### What you will do
Find every line of the listing below where "Community" appears, and copy it.

### Record excerpts

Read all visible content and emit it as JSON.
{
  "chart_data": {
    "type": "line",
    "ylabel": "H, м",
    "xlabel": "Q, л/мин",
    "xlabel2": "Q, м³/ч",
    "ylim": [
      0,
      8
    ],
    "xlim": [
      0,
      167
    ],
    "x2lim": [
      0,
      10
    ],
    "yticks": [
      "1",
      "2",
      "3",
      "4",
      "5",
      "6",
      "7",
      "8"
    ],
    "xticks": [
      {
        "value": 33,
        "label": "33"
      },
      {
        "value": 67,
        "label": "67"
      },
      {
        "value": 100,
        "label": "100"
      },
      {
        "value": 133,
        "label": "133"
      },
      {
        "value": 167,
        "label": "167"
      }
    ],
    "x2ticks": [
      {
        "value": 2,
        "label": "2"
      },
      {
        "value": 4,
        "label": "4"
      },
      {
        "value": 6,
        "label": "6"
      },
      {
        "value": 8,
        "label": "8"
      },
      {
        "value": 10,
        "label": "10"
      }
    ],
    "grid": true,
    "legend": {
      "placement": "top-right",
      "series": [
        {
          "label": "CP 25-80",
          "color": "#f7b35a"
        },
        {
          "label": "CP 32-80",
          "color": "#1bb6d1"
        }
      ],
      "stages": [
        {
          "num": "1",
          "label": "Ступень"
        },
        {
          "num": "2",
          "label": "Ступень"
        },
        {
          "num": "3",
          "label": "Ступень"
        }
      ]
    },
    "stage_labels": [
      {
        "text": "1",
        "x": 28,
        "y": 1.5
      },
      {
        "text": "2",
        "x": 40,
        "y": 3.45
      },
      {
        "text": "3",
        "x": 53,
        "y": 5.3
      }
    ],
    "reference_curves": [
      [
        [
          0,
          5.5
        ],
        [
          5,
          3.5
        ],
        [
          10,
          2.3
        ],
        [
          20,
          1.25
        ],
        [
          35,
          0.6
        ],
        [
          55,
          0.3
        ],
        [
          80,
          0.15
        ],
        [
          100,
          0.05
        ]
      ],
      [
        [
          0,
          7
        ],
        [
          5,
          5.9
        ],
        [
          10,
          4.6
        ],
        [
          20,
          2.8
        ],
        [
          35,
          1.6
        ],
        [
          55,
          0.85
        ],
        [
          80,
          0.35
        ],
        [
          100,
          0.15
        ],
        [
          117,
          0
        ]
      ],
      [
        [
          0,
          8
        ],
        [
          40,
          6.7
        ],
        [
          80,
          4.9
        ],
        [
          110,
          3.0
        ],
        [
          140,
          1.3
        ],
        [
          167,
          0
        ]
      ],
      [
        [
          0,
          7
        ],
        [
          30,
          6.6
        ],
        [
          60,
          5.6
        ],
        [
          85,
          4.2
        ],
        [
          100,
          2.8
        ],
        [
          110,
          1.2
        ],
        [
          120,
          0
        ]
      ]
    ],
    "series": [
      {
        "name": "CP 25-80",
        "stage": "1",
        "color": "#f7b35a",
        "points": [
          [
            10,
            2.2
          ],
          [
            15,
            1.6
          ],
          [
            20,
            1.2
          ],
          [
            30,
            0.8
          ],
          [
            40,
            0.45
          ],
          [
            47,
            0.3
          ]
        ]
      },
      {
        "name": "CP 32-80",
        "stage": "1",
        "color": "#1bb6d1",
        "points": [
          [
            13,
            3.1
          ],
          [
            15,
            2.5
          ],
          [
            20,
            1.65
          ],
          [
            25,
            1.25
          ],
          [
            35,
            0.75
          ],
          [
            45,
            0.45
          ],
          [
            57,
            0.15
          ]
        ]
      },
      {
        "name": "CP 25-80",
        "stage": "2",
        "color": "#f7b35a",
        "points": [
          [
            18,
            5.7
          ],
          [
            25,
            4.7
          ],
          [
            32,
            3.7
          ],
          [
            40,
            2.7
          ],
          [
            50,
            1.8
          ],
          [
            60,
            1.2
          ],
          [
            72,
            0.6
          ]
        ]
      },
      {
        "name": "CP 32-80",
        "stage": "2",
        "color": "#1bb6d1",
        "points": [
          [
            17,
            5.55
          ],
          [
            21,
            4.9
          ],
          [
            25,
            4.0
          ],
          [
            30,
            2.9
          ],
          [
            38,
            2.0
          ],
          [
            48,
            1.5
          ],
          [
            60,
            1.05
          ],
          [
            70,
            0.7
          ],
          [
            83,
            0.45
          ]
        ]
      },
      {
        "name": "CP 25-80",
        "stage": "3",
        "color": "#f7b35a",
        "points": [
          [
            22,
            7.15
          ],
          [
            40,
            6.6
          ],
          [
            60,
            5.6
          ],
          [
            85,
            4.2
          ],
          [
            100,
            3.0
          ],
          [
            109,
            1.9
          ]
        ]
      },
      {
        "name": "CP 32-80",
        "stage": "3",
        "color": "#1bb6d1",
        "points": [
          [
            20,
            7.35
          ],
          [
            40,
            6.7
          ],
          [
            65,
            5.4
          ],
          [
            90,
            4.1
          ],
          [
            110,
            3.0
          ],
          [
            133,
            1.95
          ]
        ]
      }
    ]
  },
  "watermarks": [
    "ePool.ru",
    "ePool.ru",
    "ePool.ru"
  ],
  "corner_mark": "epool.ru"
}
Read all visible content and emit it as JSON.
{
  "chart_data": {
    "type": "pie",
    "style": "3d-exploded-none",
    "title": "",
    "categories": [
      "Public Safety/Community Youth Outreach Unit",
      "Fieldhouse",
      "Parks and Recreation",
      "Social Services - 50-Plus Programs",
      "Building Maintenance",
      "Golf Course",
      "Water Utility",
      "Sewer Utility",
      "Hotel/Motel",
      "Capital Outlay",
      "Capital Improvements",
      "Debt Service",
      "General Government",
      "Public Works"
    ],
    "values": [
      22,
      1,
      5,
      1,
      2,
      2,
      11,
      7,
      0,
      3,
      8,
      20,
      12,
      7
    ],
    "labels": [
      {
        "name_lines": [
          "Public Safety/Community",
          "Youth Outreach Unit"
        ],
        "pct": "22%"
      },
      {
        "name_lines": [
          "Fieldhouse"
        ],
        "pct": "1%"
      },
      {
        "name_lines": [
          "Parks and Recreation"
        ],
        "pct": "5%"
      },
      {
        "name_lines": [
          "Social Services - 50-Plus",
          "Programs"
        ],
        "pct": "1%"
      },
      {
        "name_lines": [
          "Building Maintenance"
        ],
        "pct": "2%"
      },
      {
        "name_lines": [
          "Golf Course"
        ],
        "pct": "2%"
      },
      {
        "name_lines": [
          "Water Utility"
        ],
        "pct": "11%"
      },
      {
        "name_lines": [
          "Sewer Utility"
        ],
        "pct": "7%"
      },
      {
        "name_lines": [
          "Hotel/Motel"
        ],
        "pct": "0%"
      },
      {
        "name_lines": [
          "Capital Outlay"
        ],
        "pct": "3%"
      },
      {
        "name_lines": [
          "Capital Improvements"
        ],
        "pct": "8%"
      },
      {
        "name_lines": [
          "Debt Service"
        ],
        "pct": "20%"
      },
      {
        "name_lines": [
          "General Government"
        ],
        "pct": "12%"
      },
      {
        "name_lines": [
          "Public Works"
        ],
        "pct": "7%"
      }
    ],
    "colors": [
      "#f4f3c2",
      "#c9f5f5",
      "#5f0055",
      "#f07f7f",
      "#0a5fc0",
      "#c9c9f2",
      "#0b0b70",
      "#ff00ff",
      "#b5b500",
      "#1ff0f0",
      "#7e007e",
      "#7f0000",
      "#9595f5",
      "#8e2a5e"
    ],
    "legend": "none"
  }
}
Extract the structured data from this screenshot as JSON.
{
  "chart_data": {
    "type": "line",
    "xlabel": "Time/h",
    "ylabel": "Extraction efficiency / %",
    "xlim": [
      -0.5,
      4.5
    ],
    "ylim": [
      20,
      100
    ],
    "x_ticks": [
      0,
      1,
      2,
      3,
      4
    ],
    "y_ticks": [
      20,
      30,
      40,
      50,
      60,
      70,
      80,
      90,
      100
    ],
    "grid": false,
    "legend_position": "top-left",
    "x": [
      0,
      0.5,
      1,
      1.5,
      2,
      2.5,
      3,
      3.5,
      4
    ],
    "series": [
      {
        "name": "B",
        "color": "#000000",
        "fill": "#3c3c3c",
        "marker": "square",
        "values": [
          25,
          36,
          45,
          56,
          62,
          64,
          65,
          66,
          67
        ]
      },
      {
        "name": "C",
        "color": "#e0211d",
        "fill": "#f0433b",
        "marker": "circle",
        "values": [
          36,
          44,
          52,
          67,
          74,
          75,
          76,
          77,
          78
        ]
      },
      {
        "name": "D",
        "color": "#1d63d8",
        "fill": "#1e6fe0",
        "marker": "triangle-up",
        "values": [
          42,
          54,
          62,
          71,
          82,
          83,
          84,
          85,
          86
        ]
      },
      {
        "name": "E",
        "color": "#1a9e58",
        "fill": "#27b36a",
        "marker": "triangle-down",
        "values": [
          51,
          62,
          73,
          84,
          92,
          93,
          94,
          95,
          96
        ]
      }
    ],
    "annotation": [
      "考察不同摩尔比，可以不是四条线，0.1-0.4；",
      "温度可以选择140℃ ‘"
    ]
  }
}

### Written solution
      "Public Safety/Community Youth Outreach Unit",
          "Public Safety/Community",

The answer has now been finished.